_Short problem_
Word for word, print each line of the listing below; pictures stay out.

[Stored entries]
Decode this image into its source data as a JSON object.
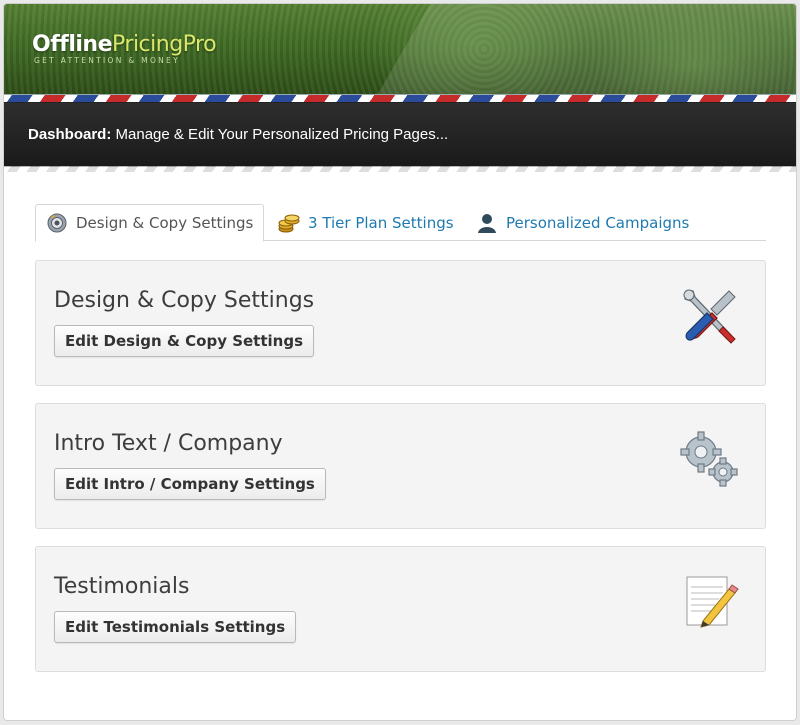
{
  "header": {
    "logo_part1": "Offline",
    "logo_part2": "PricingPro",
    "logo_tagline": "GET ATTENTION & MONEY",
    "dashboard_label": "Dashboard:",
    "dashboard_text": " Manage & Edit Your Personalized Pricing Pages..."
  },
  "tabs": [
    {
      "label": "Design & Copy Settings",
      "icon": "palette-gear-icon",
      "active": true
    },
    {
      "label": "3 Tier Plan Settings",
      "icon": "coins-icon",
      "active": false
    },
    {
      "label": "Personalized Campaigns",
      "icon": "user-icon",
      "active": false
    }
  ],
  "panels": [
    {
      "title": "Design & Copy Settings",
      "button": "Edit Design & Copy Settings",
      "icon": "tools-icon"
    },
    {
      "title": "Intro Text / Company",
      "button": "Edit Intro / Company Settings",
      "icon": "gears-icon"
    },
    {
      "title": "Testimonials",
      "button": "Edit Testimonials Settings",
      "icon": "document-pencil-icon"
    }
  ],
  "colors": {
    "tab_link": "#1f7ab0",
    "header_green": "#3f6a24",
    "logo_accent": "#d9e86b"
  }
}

_Task solution_
Decode this image into its source data as a JSON object.
{
  "header": {
    "logo_part1": "Offline",
    "logo_part2": "PricingPro",
    "logo_tagline": "GET ATTENTION & MONEY",
    "dashboard_label": "Dashboard:",
    "dashboard_text": " Manage & Edit Your Personalized Pricing Pages..."
  },
  "tabs": [
    {
      "label": "Design & Copy Settings",
      "icon": "palette-gear-icon",
      "active": true
    },
    {
      "label": "3 Tier Plan Settings",
      "icon": "coins-icon",
      "active": false
    },
    {
      "label": "Personalized Campaigns",
      "icon": "user-icon",
      "active": false
    }
  ],
  "panels": [
    {
      "title": "Design & Copy Settings",
      "button": "Edit Design & Copy Settings",
      "icon": "tools-icon"
    },
    {
      "title": "Intro Text / Company",
      "button": "Edit Intro / Company Settings",
      "icon": "gears-icon"
    },
    {
      "title": "Testimonials",
      "button": "Edit Testimonials Settings",
      "icon": "document-pencil-icon"
    }
  ],
  "colors": {
    "tab_link": "#1f7ab0",
    "header_green": "#3f6a24",
    "logo_accent": "#d9e86b"
  }
}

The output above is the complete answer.